What is being asked: Could you print all the entries exactly?

Records for the exercise:
--- begin ---

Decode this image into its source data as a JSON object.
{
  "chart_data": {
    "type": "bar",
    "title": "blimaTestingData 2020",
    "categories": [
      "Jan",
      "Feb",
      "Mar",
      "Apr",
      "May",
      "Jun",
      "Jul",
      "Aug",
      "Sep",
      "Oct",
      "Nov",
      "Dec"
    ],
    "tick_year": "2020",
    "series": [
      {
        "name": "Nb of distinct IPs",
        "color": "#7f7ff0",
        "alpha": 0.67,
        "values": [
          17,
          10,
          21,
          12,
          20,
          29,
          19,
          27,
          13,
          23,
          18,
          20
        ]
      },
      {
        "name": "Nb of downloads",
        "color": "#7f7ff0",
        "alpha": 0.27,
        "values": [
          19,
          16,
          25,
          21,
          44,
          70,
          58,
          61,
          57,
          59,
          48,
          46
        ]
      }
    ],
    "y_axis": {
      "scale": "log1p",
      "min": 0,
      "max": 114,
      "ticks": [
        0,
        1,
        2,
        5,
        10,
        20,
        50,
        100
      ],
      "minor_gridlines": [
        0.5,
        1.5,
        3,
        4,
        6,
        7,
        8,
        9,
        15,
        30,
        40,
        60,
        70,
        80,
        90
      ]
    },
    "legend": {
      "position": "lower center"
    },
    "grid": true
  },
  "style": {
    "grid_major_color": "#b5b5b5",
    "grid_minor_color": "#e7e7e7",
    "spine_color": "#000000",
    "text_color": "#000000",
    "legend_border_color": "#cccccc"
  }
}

--- end ---

Result:
Decode this image into its source data as a JSON object.
{
  "chart_data": {
    "type": "bar",
    "title": "blimaTestingData 2020",
    "categories": [
      "Jan",
      "Feb",
      "Mar",
      "Apr",
      "May",
      "Jun",
      "Jul",
      "Aug",
      "Sep",
      "Oct",
      "Nov",
      "Dec"
    ],
    "tick_year": "2020",
    "series": [
      {
        "name": "Nb of distinct IPs",
        "color": "#7f7ff0",
        "alpha": 0.67,
        "values": [
          17,
          10,
          21,
          12,
          20,
          29,
          19,
          27,
          13,
          23,
          18,
          20
        ]
      },
      {
        "name": "Nb of downloads",
        "color": "#7f7ff0",
        "alpha": 0.27,
        "values": [
          19,
          16,
          25,
          21,
          44,
          70,
          58,
          61,
          57,
          59,
          48,
          46
        ]
      }
    ],
    "y_axis": {
      "scale": "log1p",
      "min": 0,
      "max": 114,
      "ticks": [
        0,
        1,
        2,
        5,
        10,
        20,
        50,
        100
      ],
      "minor_gridlines": [
        0.5,
        1.5,
        3,
        4,
        6,
        7,
        8,
        9,
        15,
        30,
        40,
        60,
        70,
        80,
        90
      ]
    },
    "legend": {
      "position": "lower center"
    },
    "grid": true
  },
  "style": {
    "grid_major_color": "#b5b5b5",
    "grid_minor_color": "#e7e7e7",
    "spine_color": "#000000",
    "text_color": "#000000",
    "legend_border_color": "#cccccc"
  }
}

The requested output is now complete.